[What to do] What follows is a listing; restate every line of it word for word.

━━━ Data for the task ━━━

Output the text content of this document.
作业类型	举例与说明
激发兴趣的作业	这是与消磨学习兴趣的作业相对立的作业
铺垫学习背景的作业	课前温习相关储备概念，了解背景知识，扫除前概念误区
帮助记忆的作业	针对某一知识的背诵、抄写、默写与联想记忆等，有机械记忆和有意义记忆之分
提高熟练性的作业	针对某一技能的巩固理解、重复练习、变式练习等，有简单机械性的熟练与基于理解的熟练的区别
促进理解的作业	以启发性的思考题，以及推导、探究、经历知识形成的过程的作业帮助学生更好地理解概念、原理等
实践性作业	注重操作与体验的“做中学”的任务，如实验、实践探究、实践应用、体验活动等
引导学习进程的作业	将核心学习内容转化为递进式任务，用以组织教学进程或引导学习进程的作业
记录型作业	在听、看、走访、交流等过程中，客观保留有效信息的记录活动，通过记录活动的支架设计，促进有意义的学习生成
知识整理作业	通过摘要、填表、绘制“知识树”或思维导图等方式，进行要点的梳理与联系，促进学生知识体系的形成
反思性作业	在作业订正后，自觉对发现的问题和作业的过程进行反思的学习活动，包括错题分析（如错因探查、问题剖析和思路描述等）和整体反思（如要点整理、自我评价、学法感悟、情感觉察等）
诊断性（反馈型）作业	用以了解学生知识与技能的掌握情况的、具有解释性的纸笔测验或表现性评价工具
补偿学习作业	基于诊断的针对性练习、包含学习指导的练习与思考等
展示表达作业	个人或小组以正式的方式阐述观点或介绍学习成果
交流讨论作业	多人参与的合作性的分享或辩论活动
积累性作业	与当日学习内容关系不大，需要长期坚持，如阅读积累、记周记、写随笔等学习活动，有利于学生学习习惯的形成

━━━

[Reply]
Output the text content of this document.
作业类型	举例与说明
激发兴趣的作业	这是与消磨学习兴趣的作业相对立的作业
铺垫学习背景的作业	课前温习相关储备概念，了解背景知识，扫除前概念误区
帮助记忆的作业	针对某一知识的背诵、抄写、默写与联想记忆等，有机械记忆和有意义记忆之分
提高熟练性的作业	针对某一技能的巩固理解、重复练习、变式练习等，有简单机械性的熟练与基于理解的熟练的区别
促进理解的作业	以启发性的思考题，以及推导、探究、经历知识形成的过程的作业帮助学生更好地理解概念、原理等
实践性作业	注重操作与体验的“做中学”的任务，如实验、实践探究、实践应用、体验活动等
引导学习进程的作业	将核心学习内容转化为递进式任务，用以组织教学进程或引导学习进程的作业
记录型作业	在听、看、走访、交流等过程中，客观保留有效信息的记录活动，通过记录活动的支架设计，促进有意义的学习生成
知识整理作业	通过摘要、填表、绘制“知识树”或思维导图等方式，进行要点的梳理与联系，促进学生知识体系的形成
反思性作业	在作业订正后，自觉对发现的问题和作业的过程进行反思的学习活动，包括错题分析（如错因探查、问题剖析和思路描述等）和整体反思（如要点整理、自我评价、学法感悟、情感觉察等）
诊断性（反馈型）作业	用以了解学生知识与技能的掌握情况的、具有解释性的纸笔测验或表现性评价工具
补偿学习作业	基于诊断的针对性练习、包含学习指导的练习与思考等
展示表达作业	个人或小组以正式的方式阐述观点或介绍学习成果
交流讨论作业	多人参与的合作性的分享或辩论活动
积累性作业	与当日学习内容关系不大，需要长期坚持，如阅读积累、记周记、写随笔等学习活动，有利于学生学习习惯的形成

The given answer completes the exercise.